:: Data excerpts

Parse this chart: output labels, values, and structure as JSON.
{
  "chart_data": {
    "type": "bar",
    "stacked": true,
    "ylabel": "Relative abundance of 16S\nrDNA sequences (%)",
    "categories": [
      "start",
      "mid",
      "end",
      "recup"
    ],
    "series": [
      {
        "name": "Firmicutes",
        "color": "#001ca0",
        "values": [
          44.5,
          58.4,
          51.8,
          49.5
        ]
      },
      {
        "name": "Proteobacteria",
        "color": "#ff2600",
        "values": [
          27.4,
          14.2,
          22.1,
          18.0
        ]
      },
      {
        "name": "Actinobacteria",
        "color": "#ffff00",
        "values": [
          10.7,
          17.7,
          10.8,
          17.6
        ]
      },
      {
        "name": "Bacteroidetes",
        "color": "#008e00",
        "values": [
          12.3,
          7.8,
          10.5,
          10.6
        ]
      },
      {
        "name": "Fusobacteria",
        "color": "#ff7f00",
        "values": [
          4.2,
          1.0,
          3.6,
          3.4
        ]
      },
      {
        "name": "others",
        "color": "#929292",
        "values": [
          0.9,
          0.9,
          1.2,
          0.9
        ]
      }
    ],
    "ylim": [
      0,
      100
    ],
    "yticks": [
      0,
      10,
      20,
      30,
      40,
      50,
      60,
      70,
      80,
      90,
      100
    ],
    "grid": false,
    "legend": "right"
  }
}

::::

#### Problem details
Copy out the records above exactly and completely.

#### Output for this exercise
Parse this chart: output labels, values, and structure as JSON.
{
  "chart_data": {
    "type": "bar",
    "stacked": true,
    "ylabel": "Relative abundance of 16S\nrDNA sequences (%)",
    "categories": [
      "start",
      "mid",
      "end",
      "recup"
    ],
    "series": [
      {
        "name": "Firmicutes",
        "color": "#001ca0",
        "values": [
          44.5,
          58.4,
          51.8,
          49.5
        ]
      },
      {
        "name": "Proteobacteria",
        "color": "#ff2600",
        "values": [
          27.4,
          14.2,
          22.1,
          18.0
        ]
      },
      {
        "name": "Actinobacteria",
        "color": "#ffff00",
        "values": [
          10.7,
          17.7,
          10.8,
          17.6
        ]
      },
      {
        "name": "Bacteroidetes",
        "color": "#008e00",
        "values": [
          12.3,
          7.8,
          10.5,
          10.6
        ]
      },
      {
        "name": "Fusobacteria",
        "color": "#ff7f00",
        "values": [
          4.2,
          1.0,
          3.6,
          3.4
        ]
      },
      {
        "name": "others",
        "color": "#929292",
        "values": [
          0.9,
          0.9,
          1.2,
          0.9
        ]
      }
    ],
    "ylim": [
      0,
      100
    ],
    "yticks": [
      0,
      10,
      20,
      30,
      40,
      50,
      60,
      70,
      80,
      90,
      100
    ],
    "grid": false,
    "legend": "right"
  }
}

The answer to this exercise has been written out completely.